=== Information supplied ===
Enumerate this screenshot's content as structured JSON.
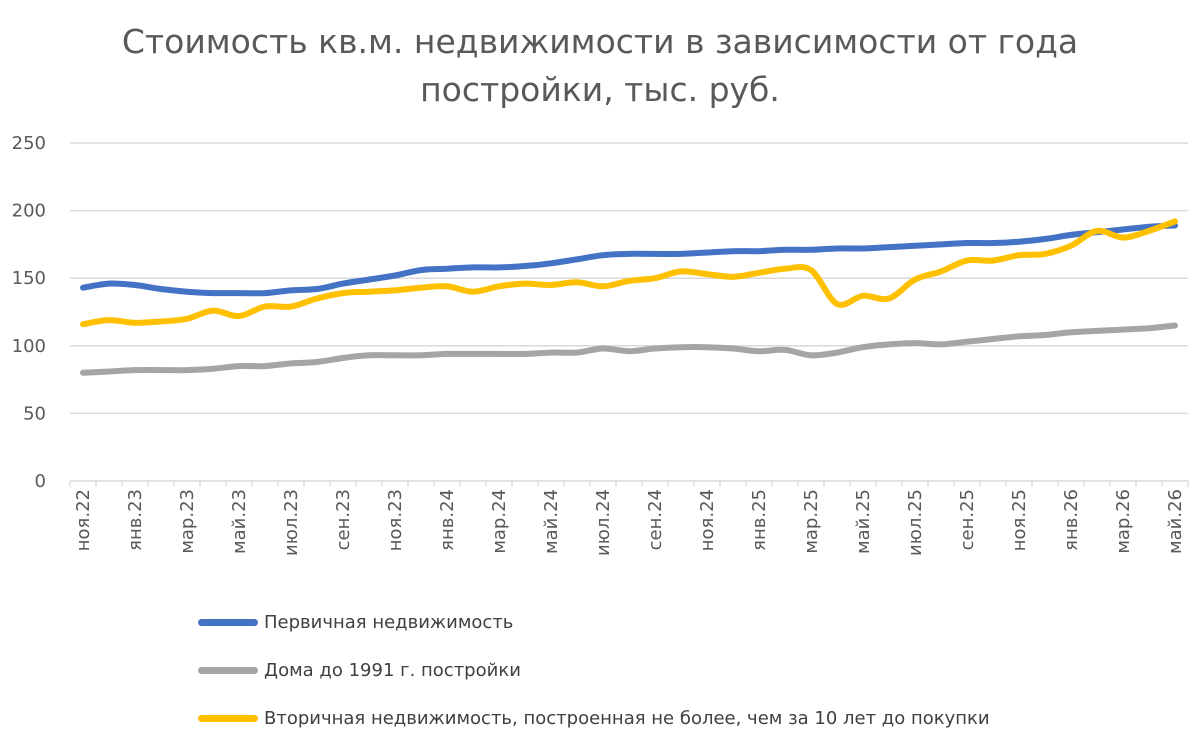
{
  "chart_data": {
    "type": "line",
    "title_line1": "Стоимость кв.м. недвижимости в зависимости от года",
    "title_line2": "постройки, тыс. руб.",
    "ylim": [
      0,
      250
    ],
    "yticks": [
      0,
      50,
      100,
      150,
      200,
      250
    ],
    "grid": true,
    "legend_position": "bottom",
    "x": [
      "ноя.22",
      "дек.22",
      "янв.23",
      "фев.23",
      "мар.23",
      "апр.23",
      "май.23",
      "июн.23",
      "июл.23",
      "авг.23",
      "сен.23",
      "окт.23",
      "ноя.23",
      "дек.23",
      "янв.24",
      "фев.24",
      "мар.24",
      "апр.24",
      "май.24",
      "июн.24",
      "июл.24",
      "авг.24",
      "сен.24",
      "окт.24",
      "ноя.24",
      "дек.24",
      "янв.25",
      "фев.25",
      "мар.25",
      "апр.25",
      "май.25",
      "июн.25",
      "июл.25",
      "авг.25",
      "сен.25",
      "окт.25",
      "ноя.25",
      "дек.25",
      "янв.26",
      "фев.26",
      "мар.26",
      "апр.26",
      "май.26"
    ],
    "x_tick_labels": [
      "ноя.22",
      "янв.23",
      "мар.23",
      "май.23",
      "июл.23",
      "сен.23",
      "ноя.23",
      "янв.24",
      "мар.24",
      "май.24",
      "июл.24",
      "сен.24",
      "ноя.24",
      "янв.25",
      "мар.25",
      "май.25",
      "июл.25",
      "сен.25",
      "ноя.25",
      "янв.26",
      "мар.26",
      "май.26"
    ],
    "series": [
      {
        "name": "Первичная недвижимость",
        "color": "#4472C4",
        "values": [
          143,
          146,
          145,
          142,
          140,
          139,
          139,
          139,
          141,
          142,
          146,
          149,
          152,
          156,
          157,
          158,
          158,
          159,
          161,
          164,
          167,
          168,
          168,
          168,
          169,
          170,
          170,
          171,
          171,
          172,
          172,
          173,
          174,
          175,
          176,
          176,
          177,
          179,
          182,
          184,
          186,
          188,
          189
        ]
      },
      {
        "name": "Дома до 1991 г. постройки",
        "color": "#A5A5A5",
        "values": [
          80,
          81,
          82,
          82,
          82,
          83,
          85,
          85,
          87,
          88,
          91,
          93,
          93,
          93,
          94,
          94,
          94,
          94,
          95,
          95,
          98,
          96,
          98,
          99,
          99,
          98,
          96,
          97,
          93,
          95,
          99,
          101,
          102,
          101,
          103,
          105,
          107,
          108,
          110,
          111,
          112,
          113,
          115
        ]
      },
      {
        "name": "Вторичная недвижимость, построенная не более, чем за 10 лет до покупки",
        "color": "#FFC000",
        "values": [
          116,
          119,
          117,
          118,
          120,
          126,
          122,
          129,
          129,
          135,
          139,
          140,
          141,
          143,
          144,
          140,
          144,
          146,
          145,
          147,
          144,
          148,
          150,
          155,
          153,
          151,
          154,
          157,
          156,
          131,
          137,
          135,
          149,
          155,
          163,
          163,
          167,
          168,
          174,
          185,
          180,
          185,
          192
        ]
      }
    ]
  }
}
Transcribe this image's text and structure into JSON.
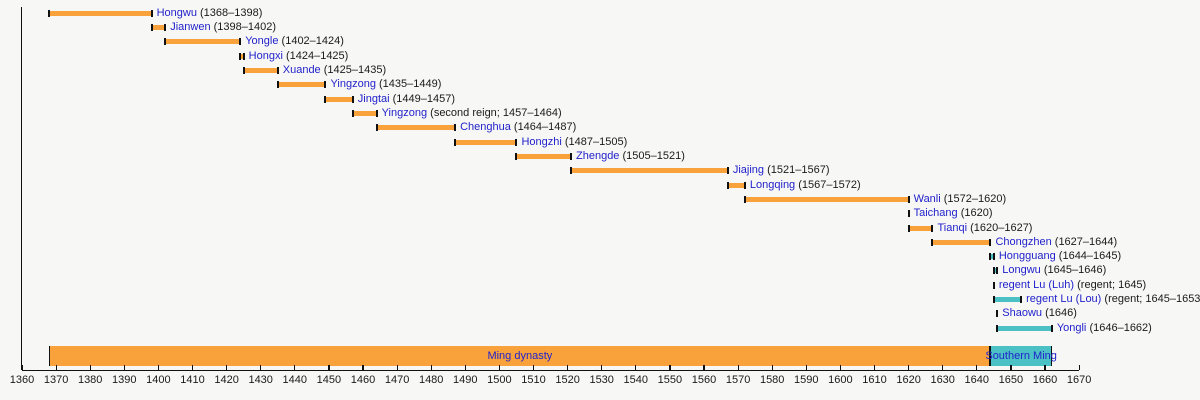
{
  "chart_data": {
    "type": "timeline",
    "description": "Gantt-style timeline of Ming dynasty emperors' reigns",
    "x_axis": {
      "min": 1360,
      "max": 1670,
      "tick_step": 10,
      "tick_labels": [
        "1360",
        "1370",
        "1380",
        "1390",
        "1400",
        "1410",
        "1420",
        "1430",
        "1440",
        "1450",
        "1460",
        "1470",
        "1480",
        "1490",
        "1500",
        "1510",
        "1520",
        "1530",
        "1540",
        "1550",
        "1560",
        "1570",
        "1580",
        "1590",
        "1600",
        "1610",
        "1620",
        "1630",
        "1640",
        "1650",
        "1660",
        "1670"
      ]
    },
    "colors": {
      "reign_bar_orange": "#f9a23c",
      "reign_bar_teal": "#4bc0c5",
      "bar_cap_black": "#111111",
      "link_blue": "#2222cc",
      "text_black": "#1a1a1a",
      "background": "#f7f7f5"
    },
    "reigns": [
      {
        "link": "Hongwu",
        "detail": "(1368–1398)",
        "start": 1368,
        "end": 1398,
        "color": "orange"
      },
      {
        "link": "Jianwen",
        "detail": "(1398–1402)",
        "start": 1398,
        "end": 1402,
        "color": "orange"
      },
      {
        "link": "Yongle",
        "detail": "(1402–1424)",
        "start": 1402,
        "end": 1424,
        "color": "orange"
      },
      {
        "link": "Hongxi",
        "detail": "(1424–1425)",
        "start": 1424,
        "end": 1425,
        "color": "orange"
      },
      {
        "link": "Xuande",
        "detail": "(1425–1435)",
        "start": 1425,
        "end": 1435,
        "color": "orange"
      },
      {
        "link": "Yingzong",
        "detail": "(1435–1449)",
        "start": 1435,
        "end": 1449,
        "color": "orange"
      },
      {
        "link": "Jingtai",
        "detail": "(1449–1457)",
        "start": 1449,
        "end": 1457,
        "color": "orange"
      },
      {
        "link": "Yingzong",
        "detail": "(second reign; 1457–1464)",
        "start": 1457,
        "end": 1464,
        "color": "orange"
      },
      {
        "link": "Chenghua",
        "detail": "(1464–1487)",
        "start": 1464,
        "end": 1487,
        "color": "orange"
      },
      {
        "link": "Hongzhi",
        "detail": "(1487–1505)",
        "start": 1487,
        "end": 1505,
        "color": "orange"
      },
      {
        "link": "Zhengde",
        "detail": "(1505–1521)",
        "start": 1505,
        "end": 1521,
        "color": "orange"
      },
      {
        "link": "Jiajing",
        "detail": "(1521–1567)",
        "start": 1521,
        "end": 1567,
        "color": "orange"
      },
      {
        "link": "Longqing",
        "detail": "(1567–1572)",
        "start": 1567,
        "end": 1572,
        "color": "orange"
      },
      {
        "link": "Wanli",
        "detail": "(1572–1620)",
        "start": 1572,
        "end": 1620,
        "color": "orange"
      },
      {
        "link": "Taichang",
        "detail": "(1620)",
        "start": 1620,
        "end": 1620,
        "color": "orange"
      },
      {
        "link": "Tianqi",
        "detail": "(1620–1627)",
        "start": 1620,
        "end": 1627,
        "color": "orange"
      },
      {
        "link": "Chongzhen",
        "detail": "(1627–1644)",
        "start": 1627,
        "end": 1644,
        "color": "orange"
      },
      {
        "link": "Hongguang",
        "detail": "(1644–1645)",
        "start": 1644,
        "end": 1645,
        "color": "teal"
      },
      {
        "link": "Longwu",
        "detail": "(1645–1646)",
        "start": 1645,
        "end": 1646,
        "color": "teal"
      },
      {
        "link": "regent Lu (Luh)",
        "detail": "(regent; 1645)",
        "start": 1645,
        "end": 1645,
        "color": "teal"
      },
      {
        "link": "regent Lu (Lou)",
        "detail": "(regent; 1645–1653)",
        "start": 1645,
        "end": 1653,
        "color": "teal"
      },
      {
        "link": "Shaowu",
        "detail": "(1646)",
        "start": 1646,
        "end": 1646,
        "color": "teal"
      },
      {
        "link": "Yongli",
        "detail": "(1646–1662)",
        "start": 1646,
        "end": 1662,
        "color": "teal"
      }
    ],
    "eras": [
      {
        "label": "Ming dynasty",
        "start": 1368,
        "end": 1644,
        "color": "orange"
      },
      {
        "label": "Southern Ming",
        "start": 1644,
        "end": 1662,
        "color": "teal"
      }
    ]
  }
}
===
→ What the exercise asks: Go through the listing above and write it out again exactly, dropping the pictures.

→ Response below:
Enumerate this screenshot's content as structured JSON.
{
  "chart_data": {
    "type": "line",
    "title_line1": "Стоимость кв.м. недвижимости в зависимости от года",
    "title_line2": "постройки, тыс. руб.",
    "ylim": [
      0,
      250
    ],
    "yticks": [
      0,
      50,
      100,
      150,
      200,
      250
    ],
    "grid": true,
    "legend_position": "bottom",
    "x": [
      "ноя.22",
      "дек.22",
      "янв.23",
      "фев.23",
      "мар.23",
      "апр.23",
      "май.23",
      "июн.23",
      "июл.23",
      "авг.23",
      "сен.23",
      "окт.23",
      "ноя.23",
      "дек.23",
      "янв.24",
      "фев.24",
      "мар.24",
      "апр.24",
      "май.24",
      "июн.24",
      "июл.24",
      "авг.24",
      "сен.24",
      "окт.24",
      "ноя.24",
      "дек.24",
      "янв.25",
      "фев.25",
      "мар.25",
      "апр.25",
      "май.25",
      "июн.25",
      "июл.25",
      "авг.25",
      "сен.25",
      "окт.25",
      "ноя.25",
      "дек.25",
      "янв.26",
      "фев.26",
      "мар.26",
      "апр.26",
      "май.26"
    ],
    "x_tick_labels": [
      "ноя.22",
      "янв.23",
      "мар.23",
      "май.23",
      "июл.23",
      "сен.23",
      "ноя.23",
      "янв.24",
      "мар.24",
      "май.24",
      "июл.24",
      "сен.24",
      "ноя.24",
      "янв.25",
      "мар.25",
      "май.25",
      "июл.25",
      "сен.25",
      "ноя.25",
      "янв.26",
      "мар.26",
      "май.26"
    ],
    "series": [
      {
        "name": "Первичная недвижимость",
        "color": "#4472C4",
        "values": [
          143,
          146,
          145,
          142,
          140,
          139,
          139,
          139,
          141,
          142,
          146,
          149,
          152,
          156,
          157,
          158,
          158,
          159,
          161,
          164,
          167,
          168,
          168,
          168,
          169,
          170,
          170,
          171,
          171,
          172,
          172,
          173,
          174,
          175,
          176,
          176,
          177,
          179,
          182,
          184,
          186,
          188,
          189
        ]
      },
      {
        "name": "Дома до 1991 г. постройки",
        "color": "#A5A5A5",
        "values": [
          80,
          81,
          82,
          82,
          82,
          83,
          85,
          85,
          87,
          88,
          91,
          93,
          93,
          93,
          94,
          94,
          94,
          94,
          95,
          95,
          98,
          96,
          98,
          99,
          99,
          98,
          96,
          97,
          93,
          95,
          99,
          101,
          102,
          101,
          103,
          105,
          107,
          108,
          110,
          111,
          112,
          113,
          115
        ]
      },
      {
        "name": "Вторичная недвижимость, построенная не более, чем за 10 лет до покупки",
        "color": "#FFC000",
        "values": [
          116,
          119,
          117,
          118,
          120,
          126,
          122,
          129,
          129,
          135,
          139,
          140,
          141,
          143,
          144,
          140,
          144,
          146,
          145,
          147,
          144,
          148,
          150,
          155,
          153,
          151,
          154,
          157,
          156,
          131,
          137,
          135,
          149,
          155,
          163,
          163,
          167,
          168,
          174,
          185,
          180,
          185,
          192
        ]
      }
    ]
  }
}
Transcribe this image's text and structure into JSON.
{
  "chart_data": {
    "type": "timeline",
    "description": "Gantt-style timeline of Ming dynasty emperors' reigns",
    "x_axis": {
      "min": 1360,
      "max": 1670,
      "tick_step": 10,
      "tick_labels": [
        "1360",
        "1370",
        "1380",
        "1390",
        "1400",
        "1410",
        "1420",
        "1430",
        "1440",
        "1450",
        "1460",
        "1470",
        "1480",
        "1490",
        "1500",
        "1510",
        "1520",
        "1530",
        "1540",
        "1550",
        "1560",
        "1570",
        "1580",
        "1590",
        "1600",
        "1610",
        "1620",
        "1630",
        "1640",
        "1650",
        "1660",
        "1670"
      ]
    },
    "colors": {
      "reign_bar_orange": "#f9a23c",
      "reign_bar_teal": "#4bc0c5",
      "bar_cap_black": "#111111",
      "link_blue": "#2222cc",
      "text_black": "#1a1a1a",
      "background": "#f7f7f5"
    },
    "reigns": [
      {
        "link": "Hongwu",
        "detail": "(1368–1398)",
        "start": 1368,
        "end": 1398,
        "color": "orange"
      },
      {
        "link": "Jianwen",
        "detail": "(1398–1402)",
        "start": 1398,
        "end": 1402,
        "color": "orange"
      },
      {
        "link": "Yongle",
        "detail": "(1402–1424)",
        "start": 1402,
        "end": 1424,
        "color": "orange"
      },
      {
        "link": "Hongxi",
        "detail": "(1424–1425)",
        "start": 1424,
        "end": 1425,
        "color": "orange"
      },
      {
        "link": "Xuande",
        "detail": "(1425–1435)",
        "start": 1425,
        "end": 1435,
        "color": "orange"
      },
      {
        "link": "Yingzong",
        "detail": "(1435–1449)",
        "start": 1435,
        "end": 1449,
        "color": "orange"
      },
      {
        "link": "Jingtai",
        "detail": "(1449–1457)",
        "start": 1449,
        "end": 1457,
        "color": "orange"
      },
      {
        "link": "Yingzong",
        "detail": "(second reign; 1457–1464)",
        "start": 1457,
        "end": 1464,
        "color": "orange"
      },
      {
        "link": "Chenghua",
        "detail": "(1464–1487)",
        "start": 1464,
        "end": 1487,
        "color": "orange"
      },
      {
        "link": "Hongzhi",
        "detail": "(1487–1505)",
        "start": 1487,
        "end": 1505,
        "color": "orange"
      },
      {
        "link": "Zhengde",
        "detail": "(1505–1521)",
        "start": 1505,
        "end": 1521,
        "color": "orange"
      },
      {
        "link": "Jiajing",
        "detail": "(1521–1567)",
        "start": 1521,
        "end": 1567,
        "color": "orange"
      },
      {
        "link": "Longqing",
        "detail": "(1567–1572)",
        "start": 1567,
        "end": 1572,
        "color": "orange"
      },
      {
        "link": "Wanli",
        "detail": "(1572–1620)",
        "start": 1572,
        "end": 1620,
        "color": "orange"
      },
      {
        "link": "Taichang",
        "detail": "(1620)",
        "start": 1620,
        "end": 1620,
        "color": "orange"
      },
      {
        "link": "Tianqi",
        "detail": "(1620–1627)",
        "start": 1620,
        "end": 1627,
        "color": "orange"
      },
      {
        "link": "Chongzhen",
        "detail": "(1627–1644)",
        "start": 1627,
        "end": 1644,
        "color": "orange"
      },
      {
        "link": "Hongguang",
        "detail": "(1644–1645)",
        "start": 1644,
        "end": 1645,
        "color": "teal"
      },
      {
        "link": "Longwu",
        "detail": "(1645–1646)",
        "start": 1645,
        "end": 1646,
        "color": "teal"
      },
      {
        "link": "regent Lu (Luh)",
        "detail": "(regent; 1645)",
        "start": 1645,
        "end": 1645,
        "color": "teal"
      },
      {
        "link": "regent Lu (Lou)",
        "detail": "(regent; 1645–1653)",
        "start": 1645,
        "end": 1653,
        "color": "teal"
      },
      {
        "link": "Shaowu",
        "detail": "(1646)",
        "start": 1646,
        "end": 1646,
        "color": "teal"
      },
      {
        "link": "Yongli",
        "detail": "(1646–1662)",
        "start": 1646,
        "end": 1662,
        "color": "teal"
      }
    ],
    "eras": [
      {
        "label": "Ming dynasty",
        "start": 1368,
        "end": 1644,
        "color": "orange"
      },
      {
        "label": "Southern Ming",
        "start": 1644,
        "end": 1662,
        "color": "teal"
      }
    ]
  }
}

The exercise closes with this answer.